What the task requires: Quote every line of the data below as it stands, omitting pictures.

Working data:
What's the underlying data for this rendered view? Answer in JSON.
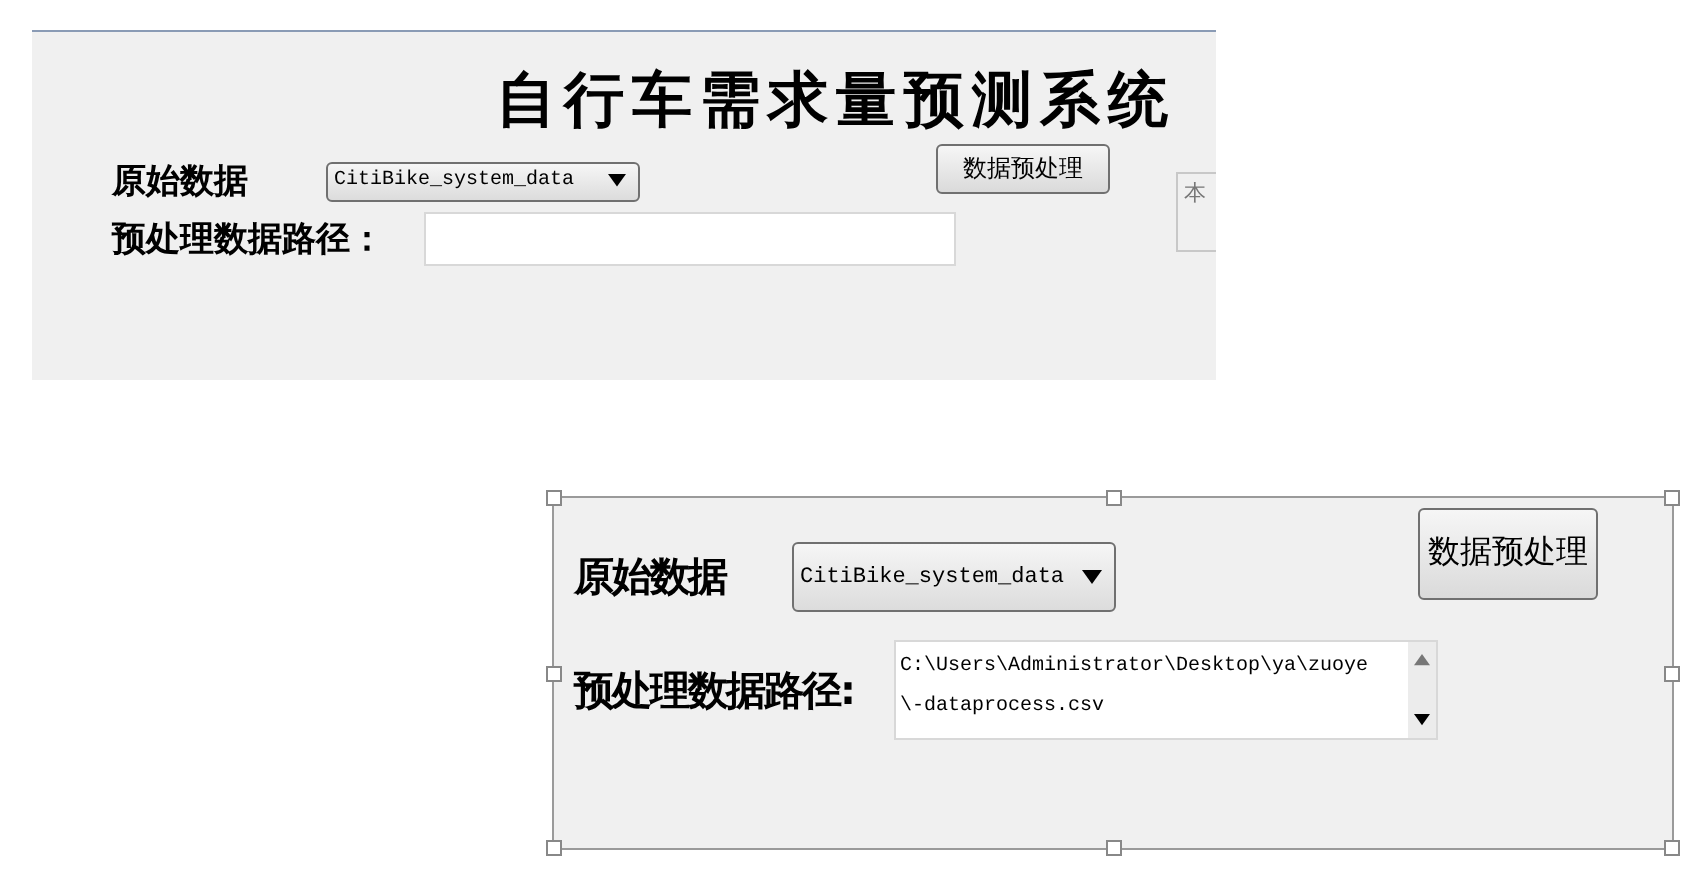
{
  "form_top": {
    "title": "自行车需求量预测系统",
    "raw_data_label": "原始数据",
    "dataset_select": "CitiBike_system_data",
    "preprocess_button": "数据预处理",
    "path_label": "预处理数据路径：",
    "side_box": "本"
  },
  "form_bottom": {
    "selected": true,
    "raw_data_label": "原始数据",
    "dataset_select": "CitiBike_system_data",
    "preprocess_button": "数据预处理",
    "path_label": "预处理数据路径:",
    "path_lines": [
      "C:\\Users\\Administrator\\Desktop\\ya\\zuoye",
      "\\-dataprocess.csv"
    ]
  }
}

Worked answer:
What's the underlying data for this rendered view? Answer in JSON.
{
  "form_top": {
    "title": "自行车需求量预测系统",
    "raw_data_label": "原始数据",
    "dataset_select": "CitiBike_system_data",
    "preprocess_button": "数据预处理",
    "path_label": "预处理数据路径：",
    "side_box": "本"
  },
  "form_bottom": {
    "selected": true,
    "raw_data_label": "原始数据",
    "dataset_select": "CitiBike_system_data",
    "preprocess_button": "数据预处理",
    "path_label": "预处理数据路径:",
    "path_lines": [
      "C:\\Users\\Administrator\\Desktop\\ya\\zuoye",
      "\\-dataprocess.csv"
    ]
  }
}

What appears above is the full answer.